*Excerpted data*.
-*-
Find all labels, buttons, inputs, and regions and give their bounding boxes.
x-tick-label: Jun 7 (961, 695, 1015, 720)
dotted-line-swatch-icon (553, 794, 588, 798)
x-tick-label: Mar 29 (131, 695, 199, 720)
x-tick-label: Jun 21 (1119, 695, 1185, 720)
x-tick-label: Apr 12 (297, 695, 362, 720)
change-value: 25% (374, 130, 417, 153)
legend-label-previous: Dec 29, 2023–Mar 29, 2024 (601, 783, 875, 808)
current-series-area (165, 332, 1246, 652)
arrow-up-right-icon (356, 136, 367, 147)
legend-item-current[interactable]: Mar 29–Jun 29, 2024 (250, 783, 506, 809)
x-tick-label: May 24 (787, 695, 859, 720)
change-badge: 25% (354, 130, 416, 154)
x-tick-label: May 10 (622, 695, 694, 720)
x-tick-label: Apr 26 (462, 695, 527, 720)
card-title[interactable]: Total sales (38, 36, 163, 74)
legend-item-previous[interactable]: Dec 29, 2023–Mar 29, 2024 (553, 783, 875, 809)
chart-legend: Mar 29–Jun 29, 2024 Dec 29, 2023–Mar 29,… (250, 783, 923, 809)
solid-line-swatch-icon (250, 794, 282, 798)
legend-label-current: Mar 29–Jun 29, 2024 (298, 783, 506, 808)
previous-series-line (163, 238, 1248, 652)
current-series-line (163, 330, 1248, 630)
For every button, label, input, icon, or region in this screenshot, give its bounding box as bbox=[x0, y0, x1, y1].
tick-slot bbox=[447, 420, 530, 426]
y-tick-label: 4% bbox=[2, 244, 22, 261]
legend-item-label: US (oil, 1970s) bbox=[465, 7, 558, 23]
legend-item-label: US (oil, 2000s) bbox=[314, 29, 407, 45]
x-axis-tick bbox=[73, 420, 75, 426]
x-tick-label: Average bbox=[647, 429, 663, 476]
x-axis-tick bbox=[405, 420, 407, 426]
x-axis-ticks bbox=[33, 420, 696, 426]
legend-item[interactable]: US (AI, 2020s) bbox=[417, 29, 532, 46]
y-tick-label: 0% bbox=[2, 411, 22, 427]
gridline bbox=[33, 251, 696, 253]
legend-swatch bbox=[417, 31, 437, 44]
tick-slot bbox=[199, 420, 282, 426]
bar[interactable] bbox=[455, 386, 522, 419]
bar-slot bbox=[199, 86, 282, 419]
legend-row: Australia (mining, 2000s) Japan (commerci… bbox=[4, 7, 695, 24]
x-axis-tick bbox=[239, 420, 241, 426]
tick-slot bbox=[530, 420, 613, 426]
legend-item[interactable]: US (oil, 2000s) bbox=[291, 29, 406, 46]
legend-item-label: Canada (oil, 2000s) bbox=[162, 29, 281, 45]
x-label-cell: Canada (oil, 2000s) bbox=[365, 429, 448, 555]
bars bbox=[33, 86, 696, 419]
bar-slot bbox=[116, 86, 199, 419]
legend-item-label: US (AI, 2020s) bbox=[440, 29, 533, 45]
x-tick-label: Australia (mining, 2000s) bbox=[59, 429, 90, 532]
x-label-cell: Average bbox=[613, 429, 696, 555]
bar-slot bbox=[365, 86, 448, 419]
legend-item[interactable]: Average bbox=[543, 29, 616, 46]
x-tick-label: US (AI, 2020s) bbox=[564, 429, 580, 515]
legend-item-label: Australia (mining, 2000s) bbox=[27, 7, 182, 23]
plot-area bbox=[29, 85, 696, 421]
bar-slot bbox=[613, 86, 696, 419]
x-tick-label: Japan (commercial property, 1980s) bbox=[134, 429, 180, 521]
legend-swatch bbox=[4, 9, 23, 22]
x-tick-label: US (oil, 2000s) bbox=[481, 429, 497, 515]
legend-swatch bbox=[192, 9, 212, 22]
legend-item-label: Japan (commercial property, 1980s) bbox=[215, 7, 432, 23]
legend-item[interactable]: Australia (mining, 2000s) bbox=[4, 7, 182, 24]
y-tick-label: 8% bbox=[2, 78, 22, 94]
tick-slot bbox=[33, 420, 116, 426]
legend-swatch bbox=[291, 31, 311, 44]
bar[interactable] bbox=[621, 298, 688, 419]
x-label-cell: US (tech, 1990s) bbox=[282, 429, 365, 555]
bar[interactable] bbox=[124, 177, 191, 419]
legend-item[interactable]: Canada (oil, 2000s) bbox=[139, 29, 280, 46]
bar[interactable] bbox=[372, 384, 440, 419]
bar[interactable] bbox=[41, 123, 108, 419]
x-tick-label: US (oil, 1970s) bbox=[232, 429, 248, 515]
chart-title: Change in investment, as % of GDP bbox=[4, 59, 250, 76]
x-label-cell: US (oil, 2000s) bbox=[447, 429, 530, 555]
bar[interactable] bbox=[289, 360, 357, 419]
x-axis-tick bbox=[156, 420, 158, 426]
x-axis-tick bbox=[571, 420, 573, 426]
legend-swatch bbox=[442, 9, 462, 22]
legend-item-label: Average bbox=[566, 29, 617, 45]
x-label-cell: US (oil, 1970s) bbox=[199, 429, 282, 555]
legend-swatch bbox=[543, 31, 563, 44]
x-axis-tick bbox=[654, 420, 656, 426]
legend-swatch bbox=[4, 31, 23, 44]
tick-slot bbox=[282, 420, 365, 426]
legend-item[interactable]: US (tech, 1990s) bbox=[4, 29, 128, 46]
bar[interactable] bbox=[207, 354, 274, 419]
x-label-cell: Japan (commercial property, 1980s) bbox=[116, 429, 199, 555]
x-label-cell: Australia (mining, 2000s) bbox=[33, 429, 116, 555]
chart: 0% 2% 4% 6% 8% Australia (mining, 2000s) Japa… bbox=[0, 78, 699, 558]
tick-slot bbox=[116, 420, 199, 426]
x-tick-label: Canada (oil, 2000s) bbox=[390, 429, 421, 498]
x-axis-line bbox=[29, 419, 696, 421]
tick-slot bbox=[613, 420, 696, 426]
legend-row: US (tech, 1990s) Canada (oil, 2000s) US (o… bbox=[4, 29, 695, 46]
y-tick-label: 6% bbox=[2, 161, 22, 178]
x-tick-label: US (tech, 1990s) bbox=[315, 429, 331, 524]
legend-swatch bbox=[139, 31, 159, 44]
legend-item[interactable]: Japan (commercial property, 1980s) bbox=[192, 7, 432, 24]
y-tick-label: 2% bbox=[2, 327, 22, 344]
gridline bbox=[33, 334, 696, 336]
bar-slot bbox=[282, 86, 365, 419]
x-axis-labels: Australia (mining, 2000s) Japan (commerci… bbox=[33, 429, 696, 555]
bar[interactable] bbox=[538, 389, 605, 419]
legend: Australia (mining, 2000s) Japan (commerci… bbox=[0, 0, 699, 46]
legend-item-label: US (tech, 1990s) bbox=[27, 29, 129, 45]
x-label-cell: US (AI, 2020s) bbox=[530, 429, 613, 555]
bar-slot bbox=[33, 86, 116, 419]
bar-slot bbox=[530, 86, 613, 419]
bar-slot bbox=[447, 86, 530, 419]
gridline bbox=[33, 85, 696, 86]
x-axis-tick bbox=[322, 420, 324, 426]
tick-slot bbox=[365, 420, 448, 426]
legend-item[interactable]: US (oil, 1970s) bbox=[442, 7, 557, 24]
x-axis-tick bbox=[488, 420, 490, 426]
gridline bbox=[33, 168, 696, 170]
-*-
*Task statement*. Count the lines in the data above that contain the string "labels", and reply with the number alone.

*Final result*. 2